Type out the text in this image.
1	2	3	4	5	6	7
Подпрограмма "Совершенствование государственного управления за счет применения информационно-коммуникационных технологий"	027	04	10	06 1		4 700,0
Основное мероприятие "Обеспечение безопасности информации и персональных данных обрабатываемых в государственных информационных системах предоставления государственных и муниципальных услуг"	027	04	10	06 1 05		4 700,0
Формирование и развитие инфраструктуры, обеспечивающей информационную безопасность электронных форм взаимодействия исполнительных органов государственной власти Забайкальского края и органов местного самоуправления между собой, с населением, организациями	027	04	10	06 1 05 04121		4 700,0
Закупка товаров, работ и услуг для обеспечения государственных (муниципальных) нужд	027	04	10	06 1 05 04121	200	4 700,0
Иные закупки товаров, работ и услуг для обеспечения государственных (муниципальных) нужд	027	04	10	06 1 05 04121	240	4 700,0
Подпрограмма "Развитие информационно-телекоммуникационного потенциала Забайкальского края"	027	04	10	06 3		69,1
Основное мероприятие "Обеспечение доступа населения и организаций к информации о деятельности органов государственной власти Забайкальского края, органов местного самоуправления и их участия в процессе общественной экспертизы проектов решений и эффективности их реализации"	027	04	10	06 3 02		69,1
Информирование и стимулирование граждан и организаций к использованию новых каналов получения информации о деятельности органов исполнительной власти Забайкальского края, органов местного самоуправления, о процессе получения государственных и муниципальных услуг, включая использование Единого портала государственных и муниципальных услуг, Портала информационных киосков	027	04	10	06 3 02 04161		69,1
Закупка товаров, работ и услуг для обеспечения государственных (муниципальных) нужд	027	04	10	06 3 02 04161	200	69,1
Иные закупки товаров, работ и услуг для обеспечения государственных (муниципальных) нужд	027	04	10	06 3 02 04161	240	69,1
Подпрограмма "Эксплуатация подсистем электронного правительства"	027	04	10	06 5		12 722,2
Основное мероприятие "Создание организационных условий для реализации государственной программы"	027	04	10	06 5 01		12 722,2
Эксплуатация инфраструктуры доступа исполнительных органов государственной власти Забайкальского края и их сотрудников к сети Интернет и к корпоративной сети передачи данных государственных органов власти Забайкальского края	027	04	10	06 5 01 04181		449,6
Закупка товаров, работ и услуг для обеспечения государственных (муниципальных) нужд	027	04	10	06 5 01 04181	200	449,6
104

++++++++

# PROBLEM TO SOLVE
Please quote the records above exactly, without skipping a line.

# RIGHT ANSWER
Type out the text in this image.
1	2	3	4	5	6	7
Подпрограмма "Совершенствование государственного управления за счет применения информационно-коммуникационных технологий"	027	04	10	06 1		4 700,0
Основное мероприятие "Обеспечение безопасности информации и персональных данных обрабатываемых в государственных информационных системах предоставления государственных и муниципальных услуг"	027	04	10	06 1 05		4 700,0
Формирование и развитие инфраструктуры, обеспечивающей информационную безопасность электронных форм взаимодействия исполнительных органов государственной власти Забайкальского края и органов местного самоуправления между собой, с населением, организациями	027	04	10	06 1 05 04121		4 700,0
Закупка товаров, работ и услуг для обеспечения государственных (муниципальных) нужд	027	04	10	06 1 05 04121	200	4 700,0
Иные закупки товаров, работ и услуг для обеспечения государственных (муниципальных) нужд	027	04	10	06 1 05 04121	240	4 700,0
Подпрограмма "Развитие информационно-телекоммуникационного потенциала Забайкальского края"	027	04	10	06 3		69,1
Основное мероприятие "Обеспечение доступа населения и организаций к информации о деятельности органов государственной власти Забайкальского края, органов местного самоуправления и их участия в процессе общественной экспертизы проектов решений и эффективности их реализации"	027	04	10	06 3 02		69,1
Информирование и стимулирование граждан и организаций к использованию новых каналов получения информации о деятельности органов исполнительной власти Забайкальского края, органов местного самоуправления, о процессе получения государственных и муниципальных услуг, включая использование Единого портала государственных и муниципальных услуг, Портала информационных киосков	027	04	10	06 3 02 04161		69,1
Закупка товаров, работ и услуг для обеспечения государственных (муниципальных) нужд	027	04	10	06 3 02 04161	200	69,1
Иные закупки товаров, работ и услуг для обеспечения государственных (муниципальных) нужд	027	04	10	06 3 02 04161	240	69,1
Подпрограмма "Эксплуатация подсистем электронного правительства"	027	04	10	06 5		12 722,2
Основное мероприятие "Создание организационных условий для реализации государственной программы"	027	04	10	06 5 01		12 722,2
Эксплуатация инфраструктуры доступа исполнительных органов государственной власти Забайкальского края и их сотрудников к сети Интернет и к корпоративной сети передачи данных государственных органов власти Забайкальского края	027	04	10	06 5 01 04181		449,6
Закупка товаров, работ и услуг для обеспечения государственных (муниципальных) нужд	027	04	10	06 5 01 04181	200	449,6
104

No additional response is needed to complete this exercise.